═══ Raw records ═══

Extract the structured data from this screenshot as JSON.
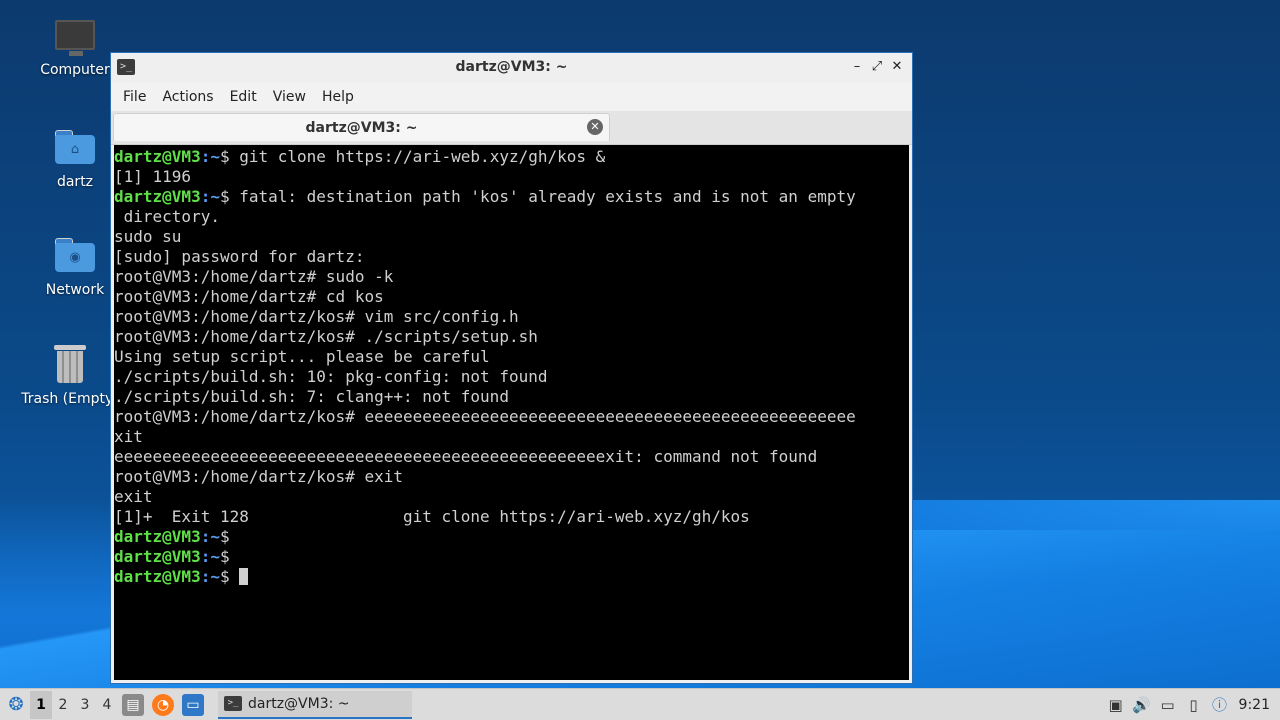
{
  "desktop": {
    "icons": [
      {
        "label": "Computer"
      },
      {
        "label": "dartz"
      },
      {
        "label": "Network"
      },
      {
        "label": "Trash (Empty)"
      }
    ]
  },
  "window": {
    "title": "dartz@VM3: ~",
    "menu": [
      "File",
      "Actions",
      "Edit",
      "View",
      "Help"
    ],
    "tab_title": "dartz@VM3: ~"
  },
  "terminal": {
    "prompt_user": "dartz@VM3",
    "prompt_path": ":~",
    "lines": [
      {
        "type": "prompt",
        "cmd": "$ git clone https://ari-web.xyz/gh/kos &"
      },
      {
        "type": "out",
        "text": "[1] 1196"
      },
      {
        "type": "prompt",
        "cmd": "$ fatal: destination path 'kos' already exists and is not an empty"
      },
      {
        "type": "out",
        "text": " directory."
      },
      {
        "type": "out",
        "text": "sudo su"
      },
      {
        "type": "out",
        "text": "[sudo] password for dartz:"
      },
      {
        "type": "out",
        "text": "root@VM3:/home/dartz# sudo -k"
      },
      {
        "type": "out",
        "text": "root@VM3:/home/dartz# cd kos"
      },
      {
        "type": "out",
        "text": "root@VM3:/home/dartz/kos# vim src/config.h"
      },
      {
        "type": "out",
        "text": "root@VM3:/home/dartz/kos# ./scripts/setup.sh"
      },
      {
        "type": "out",
        "text": "Using setup script... please be careful"
      },
      {
        "type": "out",
        "text": "./scripts/build.sh: 10: pkg-config: not found"
      },
      {
        "type": "out",
        "text": "./scripts/build.sh: 7: clang++: not found"
      },
      {
        "type": "out",
        "text": "root@VM3:/home/dartz/kos# eeeeeeeeeeeeeeeeeeeeeeeeeeeeeeeeeeeeeeeeeeeeeeeeeee"
      },
      {
        "type": "out",
        "text": "xit"
      },
      {
        "type": "out",
        "text": "eeeeeeeeeeeeeeeeeeeeeeeeeeeeeeeeeeeeeeeeeeeeeeeeeeexit: command not found"
      },
      {
        "type": "out",
        "text": "root@VM3:/home/dartz/kos# exit"
      },
      {
        "type": "out",
        "text": "exit"
      },
      {
        "type": "out",
        "text": "[1]+  Exit 128                git clone https://ari-web.xyz/gh/kos"
      },
      {
        "type": "prompt",
        "cmd": "$"
      },
      {
        "type": "prompt",
        "cmd": "$"
      },
      {
        "type": "prompt",
        "cmd": "$ ",
        "cursor": true
      }
    ]
  },
  "taskbar": {
    "workspaces": [
      "1",
      "2",
      "3",
      "4"
    ],
    "task_label": "dartz@VM3: ~",
    "clock": "9:21"
  }
}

═══

Set down the records in full and exactly. Do not carry over any image.

Extract the structured data from this screenshot as JSON.
{
  "desktop": {
    "icons": [
      {
        "label": "Computer"
      },
      {
        "label": "dartz"
      },
      {
        "label": "Network"
      },
      {
        "label": "Trash (Empty)"
      }
    ]
  },
  "window": {
    "title": "dartz@VM3: ~",
    "menu": [
      "File",
      "Actions",
      "Edit",
      "View",
      "Help"
    ],
    "tab_title": "dartz@VM3: ~"
  },
  "terminal": {
    "prompt_user": "dartz@VM3",
    "prompt_path": ":~",
    "lines": [
      {
        "type": "prompt",
        "cmd": "$ git clone https://ari-web.xyz/gh/kos &"
      },
      {
        "type": "out",
        "text": "[1] 1196"
      },
      {
        "type": "prompt",
        "cmd": "$ fatal: destination path 'kos' already exists and is not an empty"
      },
      {
        "type": "out",
        "text": " directory."
      },
      {
        "type": "out",
        "text": "sudo su"
      },
      {
        "type": "out",
        "text": "[sudo] password for dartz:"
      },
      {
        "type": "out",
        "text": "root@VM3:/home/dartz# sudo -k"
      },
      {
        "type": "out",
        "text": "root@VM3:/home/dartz# cd kos"
      },
      {
        "type": "out",
        "text": "root@VM3:/home/dartz/kos# vim src/config.h"
      },
      {
        "type": "out",
        "text": "root@VM3:/home/dartz/kos# ./scripts/setup.sh"
      },
      {
        "type": "out",
        "text": "Using setup script... please be careful"
      },
      {
        "type": "out",
        "text": "./scripts/build.sh: 10: pkg-config: not found"
      },
      {
        "type": "out",
        "text": "./scripts/build.sh: 7: clang++: not found"
      },
      {
        "type": "out",
        "text": "root@VM3:/home/dartz/kos# eeeeeeeeeeeeeeeeeeeeeeeeeeeeeeeeeeeeeeeeeeeeeeeeeee"
      },
      {
        "type": "out",
        "text": "xit"
      },
      {
        "type": "out",
        "text": "eeeeeeeeeeeeeeeeeeeeeeeeeeeeeeeeeeeeeeeeeeeeeeeeeeexit: command not found"
      },
      {
        "type": "out",
        "text": "root@VM3:/home/dartz/kos# exit"
      },
      {
        "type": "out",
        "text": "exit"
      },
      {
        "type": "out",
        "text": "[1]+  Exit 128                git clone https://ari-web.xyz/gh/kos"
      },
      {
        "type": "prompt",
        "cmd": "$"
      },
      {
        "type": "prompt",
        "cmd": "$"
      },
      {
        "type": "prompt",
        "cmd": "$ ",
        "cursor": true
      }
    ]
  },
  "taskbar": {
    "workspaces": [
      "1",
      "2",
      "3",
      "4"
    ],
    "task_label": "dartz@VM3: ~",
    "clock": "9:21"
  }
}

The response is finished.